(What is asked):
Give back every line exactly as it appears, pictures excluded.

(Records supplied):
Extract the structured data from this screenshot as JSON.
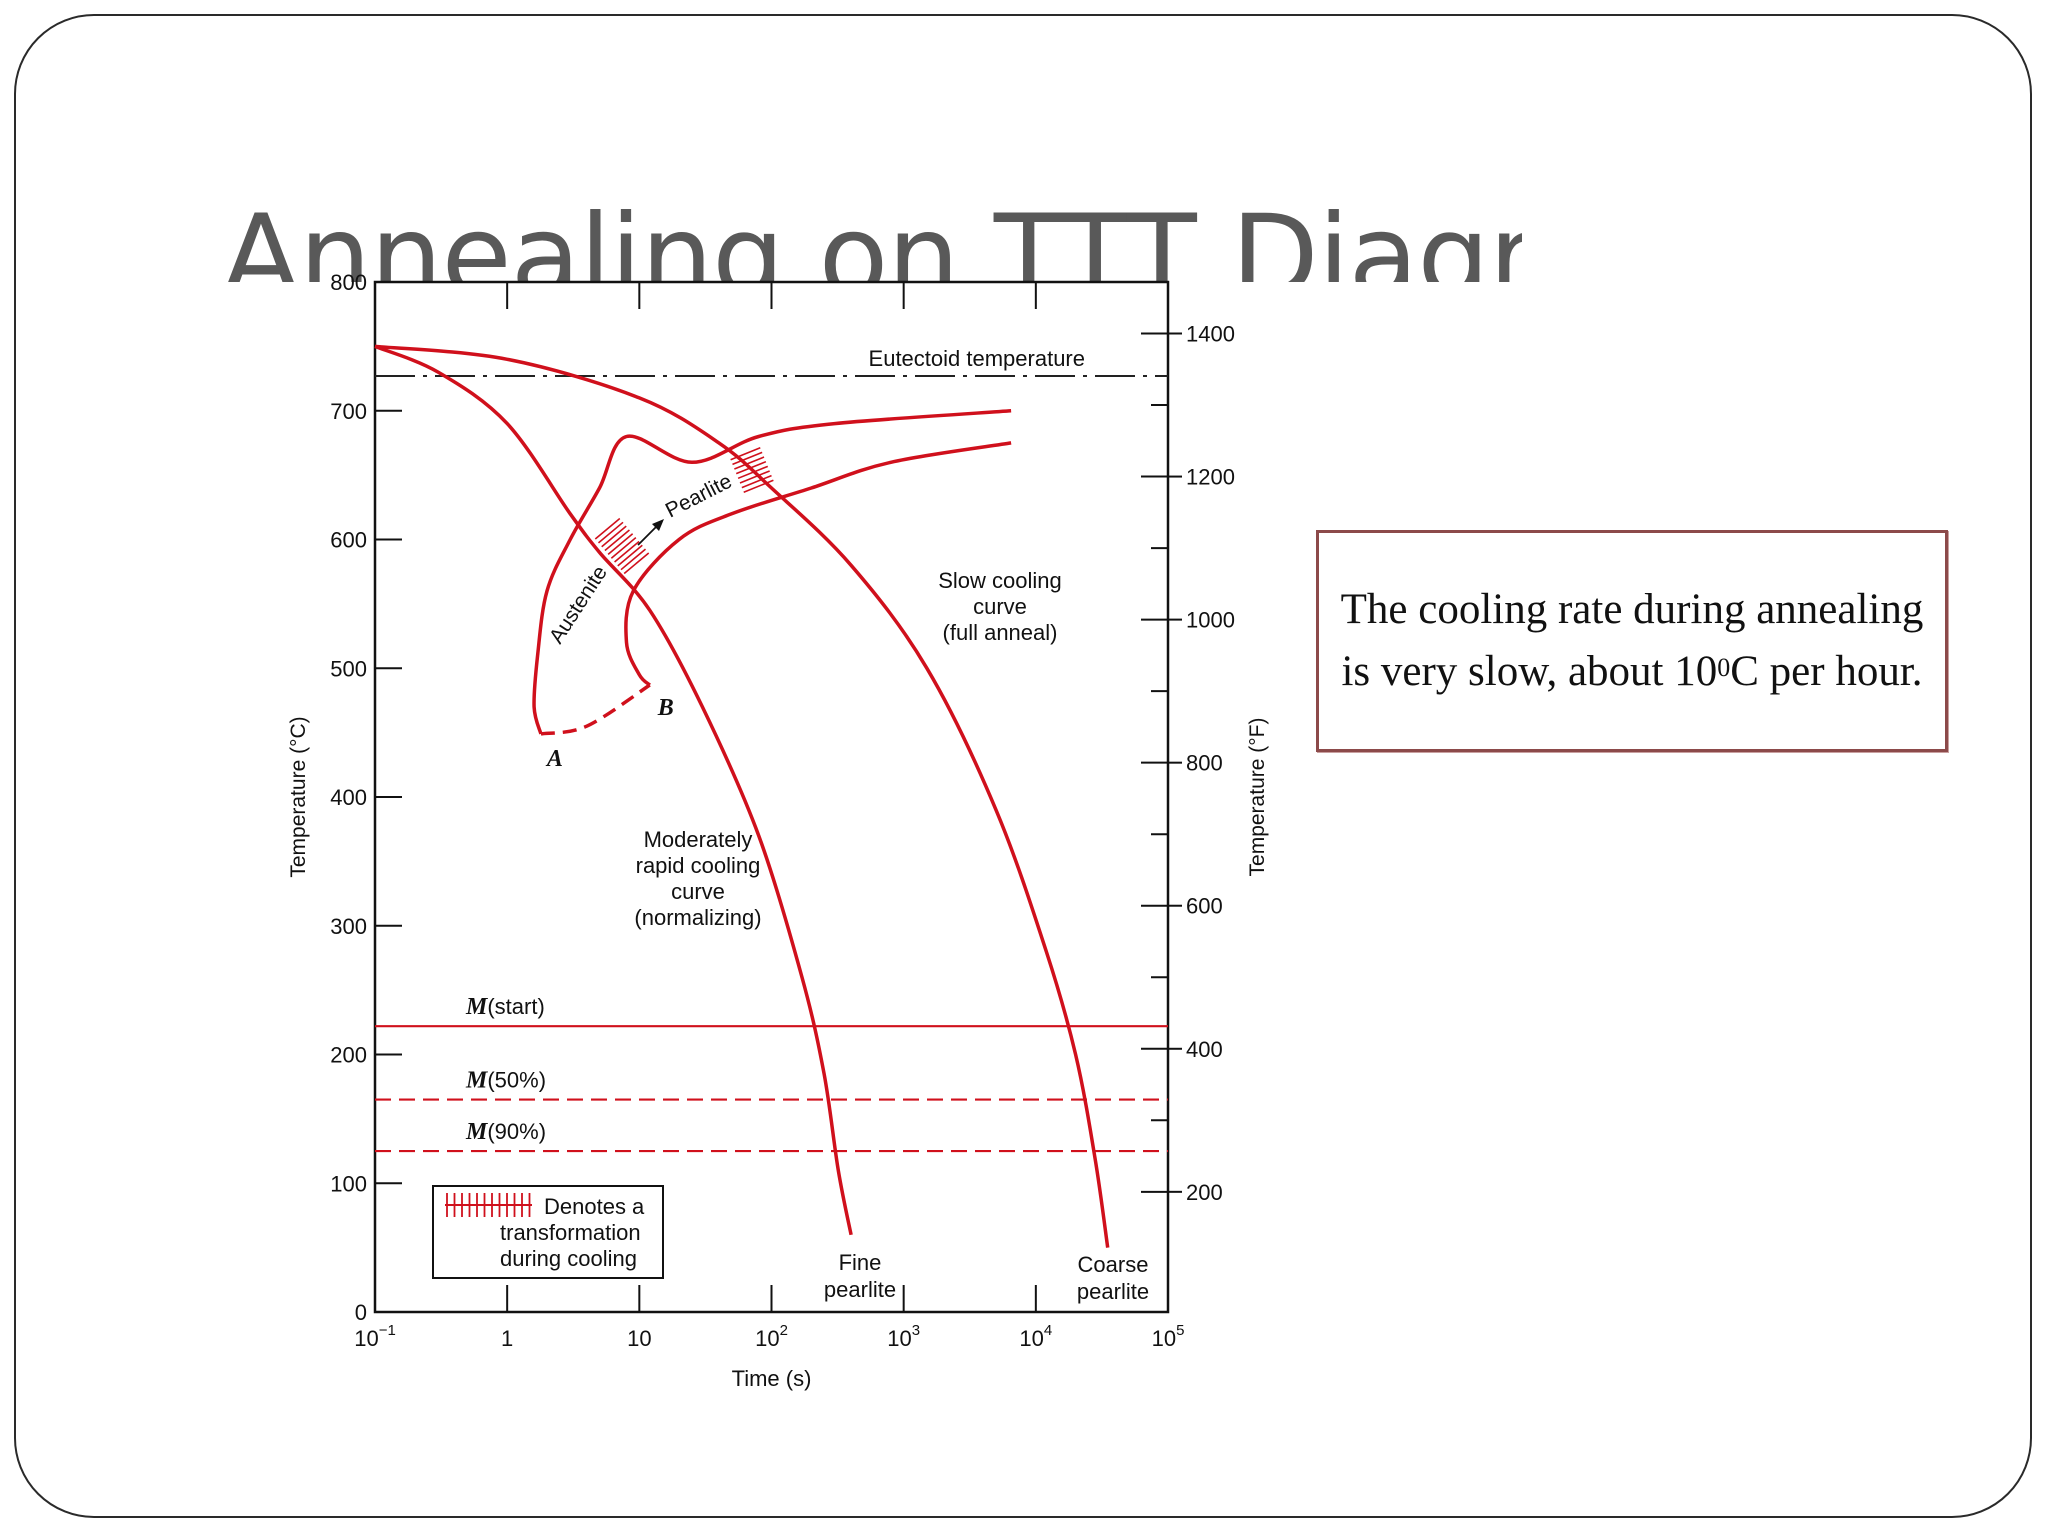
{
  "slide": {
    "title": "Annealing on TTT Diagram",
    "note": {
      "text_before": "The cooling rate during annealing is very slow, about 10",
      "superscript": "0",
      "text_after": "C per hour."
    }
  },
  "colors": {
    "curve": "#d0101c",
    "axis": "#111111",
    "title": "#595959",
    "note_border": "#8c4a4a"
  },
  "chart_data": {
    "type": "line",
    "x_axis": {
      "label": "Time (s)",
      "scale": "log",
      "range_exponents": [
        -1,
        5
      ],
      "ticks": [
        {
          "base": "10",
          "exp": "−1"
        },
        {
          "base": "1",
          "exp": ""
        },
        {
          "base": "10",
          "exp": ""
        },
        {
          "base": "10",
          "exp": "2"
        },
        {
          "base": "10",
          "exp": "3"
        },
        {
          "base": "10",
          "exp": "4"
        },
        {
          "base": "10",
          "exp": "5"
        }
      ]
    },
    "y_axis_left": {
      "label": "Temperature (°C)",
      "range": [
        0,
        800
      ],
      "ticks": [
        0,
        100,
        200,
        300,
        400,
        500,
        600,
        700,
        800
      ]
    },
    "y_axis_right": {
      "label": "Temperature (°F)",
      "ticks": [
        200,
        400,
        600,
        800,
        1000,
        1200,
        1400
      ]
    },
    "eutectoid": {
      "label": "Eutectoid temperature",
      "temp": 727
    },
    "martensite_lines": [
      {
        "label": "M(start)",
        "label_italic": "M",
        "label_rest": "(start)",
        "temp": 222,
        "style": "solid"
      },
      {
        "label": "M(50%)",
        "label_italic": "M",
        "label_rest": "(50%)",
        "temp": 165,
        "style": "dashed"
      },
      {
        "label": "M(90%)",
        "label_italic": "M",
        "label_rest": "(90%)",
        "temp": 125,
        "style": "dashed"
      }
    ],
    "start_curve": [
      [
        12,
        700
      ],
      [
        8,
        680
      ],
      [
        5,
        640
      ],
      [
        3,
        600
      ],
      [
        2,
        560
      ],
      [
        1.7,
        510
      ],
      [
        1.6,
        470
      ],
      [
        1.8,
        449
      ]
    ],
    "finish_curve": [
      [
        6500,
        675
      ],
      [
        800,
        660
      ],
      [
        200,
        640
      ],
      [
        50,
        620
      ],
      [
        20,
        600
      ],
      [
        9,
        560
      ],
      [
        8,
        520
      ],
      [
        10,
        495
      ],
      [
        12,
        487
      ]
    ],
    "start_outer_curve": [
      [
        6500,
        700
      ],
      [
        300,
        690
      ],
      [
        80,
        680
      ],
      [
        25,
        660
      ]
    ],
    "ab_dashed": [
      [
        1.8,
        449
      ],
      [
        4,
        455
      ],
      [
        12,
        487
      ]
    ],
    "points": [
      {
        "label": "A",
        "t": 1.8,
        "temp": 449
      },
      {
        "label": "B",
        "t": 12,
        "temp": 487
      }
    ],
    "cooling_curves": [
      {
        "name": "Moderately rapid cooling curve (normalizing)",
        "label_lines": [
          "Moderately",
          "rapid cooling",
          "curve",
          "(normalizing)"
        ],
        "end_label": [
          "Fine",
          "pearlite"
        ],
        "points": [
          [
            0.1,
            750
          ],
          [
            0.3,
            730
          ],
          [
            1,
            690
          ],
          [
            3,
            620
          ],
          [
            5,
            590
          ],
          [
            12,
            545
          ],
          [
            30,
            470
          ],
          [
            80,
            370
          ],
          [
            170,
            260
          ],
          [
            250,
            185
          ],
          [
            320,
            110
          ],
          [
            400,
            60
          ]
        ]
      },
      {
        "name": "Slow cooling curve (full anneal)",
        "label_lines": [
          "Slow cooling",
          "curve",
          "(full anneal)"
        ],
        "end_label": [
          "Coarse",
          "pearlite"
        ],
        "points": [
          [
            0.1,
            750
          ],
          [
            1,
            740
          ],
          [
            10,
            710
          ],
          [
            40,
            675
          ],
          [
            100,
            640
          ],
          [
            400,
            580
          ],
          [
            1500,
            500
          ],
          [
            5000,
            390
          ],
          [
            12000,
            280
          ],
          [
            20000,
            200
          ],
          [
            28000,
            120
          ],
          [
            35000,
            50
          ]
        ]
      }
    ],
    "region_labels": {
      "austenite": "Austenite",
      "pearlite": "Pearlite"
    },
    "legend": {
      "lines": [
        "Denotes a",
        "transformation",
        "during cooling"
      ]
    }
  }
}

(Written reply):
Extract the structured data from this screenshot as JSON.
{
  "slide": {
    "title": "Annealing on TTT Diagram",
    "note": {
      "text_before": "The cooling rate during annealing is very slow, about 10",
      "superscript": "0",
      "text_after": "C per hour."
    }
  },
  "colors": {
    "curve": "#d0101c",
    "axis": "#111111",
    "title": "#595959",
    "note_border": "#8c4a4a"
  },
  "chart_data": {
    "type": "line",
    "x_axis": {
      "label": "Time (s)",
      "scale": "log",
      "range_exponents": [
        -1,
        5
      ],
      "ticks": [
        {
          "base": "10",
          "exp": "−1"
        },
        {
          "base": "1",
          "exp": ""
        },
        {
          "base": "10",
          "exp": ""
        },
        {
          "base": "10",
          "exp": "2"
        },
        {
          "base": "10",
          "exp": "3"
        },
        {
          "base": "10",
          "exp": "4"
        },
        {
          "base": "10",
          "exp": "5"
        }
      ]
    },
    "y_axis_left": {
      "label": "Temperature (°C)",
      "range": [
        0,
        800
      ],
      "ticks": [
        0,
        100,
        200,
        300,
        400,
        500,
        600,
        700,
        800
      ]
    },
    "y_axis_right": {
      "label": "Temperature (°F)",
      "ticks": [
        200,
        400,
        600,
        800,
        1000,
        1200,
        1400
      ]
    },
    "eutectoid": {
      "label": "Eutectoid temperature",
      "temp": 727
    },
    "martensite_lines": [
      {
        "label": "M(start)",
        "label_italic": "M",
        "label_rest": "(start)",
        "temp": 222,
        "style": "solid"
      },
      {
        "label": "M(50%)",
        "label_italic": "M",
        "label_rest": "(50%)",
        "temp": 165,
        "style": "dashed"
      },
      {
        "label": "M(90%)",
        "label_italic": "M",
        "label_rest": "(90%)",
        "temp": 125,
        "style": "dashed"
      }
    ],
    "start_curve": [
      [
        12,
        700
      ],
      [
        8,
        680
      ],
      [
        5,
        640
      ],
      [
        3,
        600
      ],
      [
        2,
        560
      ],
      [
        1.7,
        510
      ],
      [
        1.6,
        470
      ],
      [
        1.8,
        449
      ]
    ],
    "finish_curve": [
      [
        6500,
        675
      ],
      [
        800,
        660
      ],
      [
        200,
        640
      ],
      [
        50,
        620
      ],
      [
        20,
        600
      ],
      [
        9,
        560
      ],
      [
        8,
        520
      ],
      [
        10,
        495
      ],
      [
        12,
        487
      ]
    ],
    "start_outer_curve": [
      [
        6500,
        700
      ],
      [
        300,
        690
      ],
      [
        80,
        680
      ],
      [
        25,
        660
      ]
    ],
    "ab_dashed": [
      [
        1.8,
        449
      ],
      [
        4,
        455
      ],
      [
        12,
        487
      ]
    ],
    "points": [
      {
        "label": "A",
        "t": 1.8,
        "temp": 449
      },
      {
        "label": "B",
        "t": 12,
        "temp": 487
      }
    ],
    "cooling_curves": [
      {
        "name": "Moderately rapid cooling curve (normalizing)",
        "label_lines": [
          "Moderately",
          "rapid cooling",
          "curve",
          "(normalizing)"
        ],
        "end_label": [
          "Fine",
          "pearlite"
        ],
        "points": [
          [
            0.1,
            750
          ],
          [
            0.3,
            730
          ],
          [
            1,
            690
          ],
          [
            3,
            620
          ],
          [
            5,
            590
          ],
          [
            12,
            545
          ],
          [
            30,
            470
          ],
          [
            80,
            370
          ],
          [
            170,
            260
          ],
          [
            250,
            185
          ],
          [
            320,
            110
          ],
          [
            400,
            60
          ]
        ]
      },
      {
        "name": "Slow cooling curve (full anneal)",
        "label_lines": [
          "Slow cooling",
          "curve",
          "(full anneal)"
        ],
        "end_label": [
          "Coarse",
          "pearlite"
        ],
        "points": [
          [
            0.1,
            750
          ],
          [
            1,
            740
          ],
          [
            10,
            710
          ],
          [
            40,
            675
          ],
          [
            100,
            640
          ],
          [
            400,
            580
          ],
          [
            1500,
            500
          ],
          [
            5000,
            390
          ],
          [
            12000,
            280
          ],
          [
            20000,
            200
          ],
          [
            28000,
            120
          ],
          [
            35000,
            50
          ]
        ]
      }
    ],
    "region_labels": {
      "austenite": "Austenite",
      "pearlite": "Pearlite"
    },
    "legend": {
      "lines": [
        "Denotes a",
        "transformation",
        "during cooling"
      ]
    }
  }
}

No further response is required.